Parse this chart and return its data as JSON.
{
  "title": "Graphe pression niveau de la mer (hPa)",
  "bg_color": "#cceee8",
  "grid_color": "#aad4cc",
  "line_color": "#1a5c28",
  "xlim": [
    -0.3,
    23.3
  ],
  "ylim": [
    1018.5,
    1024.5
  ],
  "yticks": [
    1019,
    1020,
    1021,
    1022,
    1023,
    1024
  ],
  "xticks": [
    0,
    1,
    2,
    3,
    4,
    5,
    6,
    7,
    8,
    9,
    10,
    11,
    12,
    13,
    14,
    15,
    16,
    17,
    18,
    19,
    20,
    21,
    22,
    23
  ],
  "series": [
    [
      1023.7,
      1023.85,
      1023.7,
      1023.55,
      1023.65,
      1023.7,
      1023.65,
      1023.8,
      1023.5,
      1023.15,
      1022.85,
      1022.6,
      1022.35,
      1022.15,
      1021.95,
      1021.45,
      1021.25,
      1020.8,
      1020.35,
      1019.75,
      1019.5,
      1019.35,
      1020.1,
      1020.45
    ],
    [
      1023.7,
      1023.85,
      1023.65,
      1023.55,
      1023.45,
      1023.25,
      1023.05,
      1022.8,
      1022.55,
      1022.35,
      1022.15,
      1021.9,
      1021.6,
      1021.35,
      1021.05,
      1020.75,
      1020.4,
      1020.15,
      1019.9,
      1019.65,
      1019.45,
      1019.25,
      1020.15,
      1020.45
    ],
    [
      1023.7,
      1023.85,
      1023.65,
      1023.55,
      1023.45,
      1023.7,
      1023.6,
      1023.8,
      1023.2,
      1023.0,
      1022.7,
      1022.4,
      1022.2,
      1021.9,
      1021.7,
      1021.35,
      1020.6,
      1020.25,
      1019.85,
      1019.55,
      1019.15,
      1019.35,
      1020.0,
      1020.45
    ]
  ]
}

→ WRITTEN EXERCISE
Extract the complete listing above, reproducing each line exactly.

→ FULL RESPONSE
Parse this chart and return its data as JSON.
{
  "title": "Graphe pression niveau de la mer (hPa)",
  "bg_color": "#cceee8",
  "grid_color": "#aad4cc",
  "line_color": "#1a5c28",
  "xlim": [
    -0.3,
    23.3
  ],
  "ylim": [
    1018.5,
    1024.5
  ],
  "yticks": [
    1019,
    1020,
    1021,
    1022,
    1023,
    1024
  ],
  "xticks": [
    0,
    1,
    2,
    3,
    4,
    5,
    6,
    7,
    8,
    9,
    10,
    11,
    12,
    13,
    14,
    15,
    16,
    17,
    18,
    19,
    20,
    21,
    22,
    23
  ],
  "series": [
    [
      1023.7,
      1023.85,
      1023.7,
      1023.55,
      1023.65,
      1023.7,
      1023.65,
      1023.8,
      1023.5,
      1023.15,
      1022.85,
      1022.6,
      1022.35,
      1022.15,
      1021.95,
      1021.45,
      1021.25,
      1020.8,
      1020.35,
      1019.75,
      1019.5,
      1019.35,
      1020.1,
      1020.45
    ],
    [
      1023.7,
      1023.85,
      1023.65,
      1023.55,
      1023.45,
      1023.25,
      1023.05,
      1022.8,
      1022.55,
      1022.35,
      1022.15,
      1021.9,
      1021.6,
      1021.35,
      1021.05,
      1020.75,
      1020.4,
      1020.15,
      1019.9,
      1019.65,
      1019.45,
      1019.25,
      1020.15,
      1020.45
    ],
    [
      1023.7,
      1023.85,
      1023.65,
      1023.55,
      1023.45,
      1023.7,
      1023.6,
      1023.8,
      1023.2,
      1023.0,
      1022.7,
      1022.4,
      1022.2,
      1021.9,
      1021.7,
      1021.35,
      1020.6,
      1020.25,
      1019.85,
      1019.55,
      1019.15,
      1019.35,
      1020.0,
      1020.45
    ]
  ]
}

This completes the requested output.